▶ **Task brief**
Read the data and repeat it in full, exactly.

▶ **Dataset records**
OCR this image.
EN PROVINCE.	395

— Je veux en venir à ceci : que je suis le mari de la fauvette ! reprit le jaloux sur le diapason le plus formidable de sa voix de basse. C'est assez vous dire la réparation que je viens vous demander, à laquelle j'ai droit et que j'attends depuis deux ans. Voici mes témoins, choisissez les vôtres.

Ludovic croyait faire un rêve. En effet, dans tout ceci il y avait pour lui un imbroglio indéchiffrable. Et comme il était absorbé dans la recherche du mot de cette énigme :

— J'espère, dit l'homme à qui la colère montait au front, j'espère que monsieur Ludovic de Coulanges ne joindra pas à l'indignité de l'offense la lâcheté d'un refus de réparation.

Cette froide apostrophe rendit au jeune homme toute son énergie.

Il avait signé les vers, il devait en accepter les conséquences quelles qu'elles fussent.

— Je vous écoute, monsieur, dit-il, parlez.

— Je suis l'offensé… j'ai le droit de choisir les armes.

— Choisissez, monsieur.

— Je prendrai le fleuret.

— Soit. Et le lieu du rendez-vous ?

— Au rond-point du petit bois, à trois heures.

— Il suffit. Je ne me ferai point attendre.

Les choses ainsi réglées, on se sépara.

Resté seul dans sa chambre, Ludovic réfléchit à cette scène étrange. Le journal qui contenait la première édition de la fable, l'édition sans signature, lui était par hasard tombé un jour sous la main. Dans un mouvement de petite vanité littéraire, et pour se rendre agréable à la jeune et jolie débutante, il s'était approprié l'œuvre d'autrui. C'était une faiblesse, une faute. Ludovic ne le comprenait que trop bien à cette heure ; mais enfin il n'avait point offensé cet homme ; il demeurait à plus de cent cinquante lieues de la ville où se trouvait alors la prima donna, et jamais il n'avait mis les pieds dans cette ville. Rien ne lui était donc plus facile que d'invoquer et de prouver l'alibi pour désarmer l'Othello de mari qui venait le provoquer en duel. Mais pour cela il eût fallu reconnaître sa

▶ **Written solution**
OCR this image.
EN PROVINCE.	395

— Je veux en venir à ceci : que je suis le mari de la fauvette ! reprit le jaloux sur le diapason le plus formidable de sa voix de basse. C'est assez vous dire la réparation que je viens vous demander, à laquelle j'ai droit et que j'attends depuis deux ans. Voici mes témoins, choisissez les vôtres.

Ludovic croyait faire un rêve. En effet, dans tout ceci il y avait pour lui un imbroglio indéchiffrable. Et comme il était absorbé dans la recherche du mot de cette énigme :

— J'espère, dit l'homme à qui la colère montait au front, j'espère que monsieur Ludovic de Coulanges ne joindra pas à l'indignité de l'offense la lâcheté d'un refus de réparation.

Cette froide apostrophe rendit au jeune homme toute son énergie.

Il avait signé les vers, il devait en accepter les conséquences quelles qu'elles fussent.

— Je vous écoute, monsieur, dit-il, parlez.

— Je suis l'offensé… j'ai le droit de choisir les armes.

— Choisissez, monsieur.

— Je prendrai le fleuret.

— Soit. Et le lieu du rendez-vous ?

— Au rond-point du petit bois, à trois heures.

— Il suffit. Je ne me ferai point attendre.

Les choses ainsi réglées, on se sépara.

Resté seul dans sa chambre, Ludovic réfléchit à cette scène étrange. Le journal qui contenait la première édition de la fable, l'édition sans signature, lui était par hasard tombé un jour sous la main. Dans un mouvement de petite vanité littéraire, et pour se rendre agréable à la jeune et jolie débutante, il s'était approprié l'œuvre d'autrui. C'était une faiblesse, une faute. Ludovic ne le comprenait que trop bien à cette heure ; mais enfin il n'avait point offensé cet homme ; il demeurait à plus de cent cinquante lieues de la ville où se trouvait alors la prima donna, et jamais il n'avait mis les pieds dans cette ville. Rien ne lui était donc plus facile que d'invoquer et de prouver l'alibi pour désarmer l'Othello de mari qui venait le provoquer en duel. Mais pour cela il eût fallu reconnaître sa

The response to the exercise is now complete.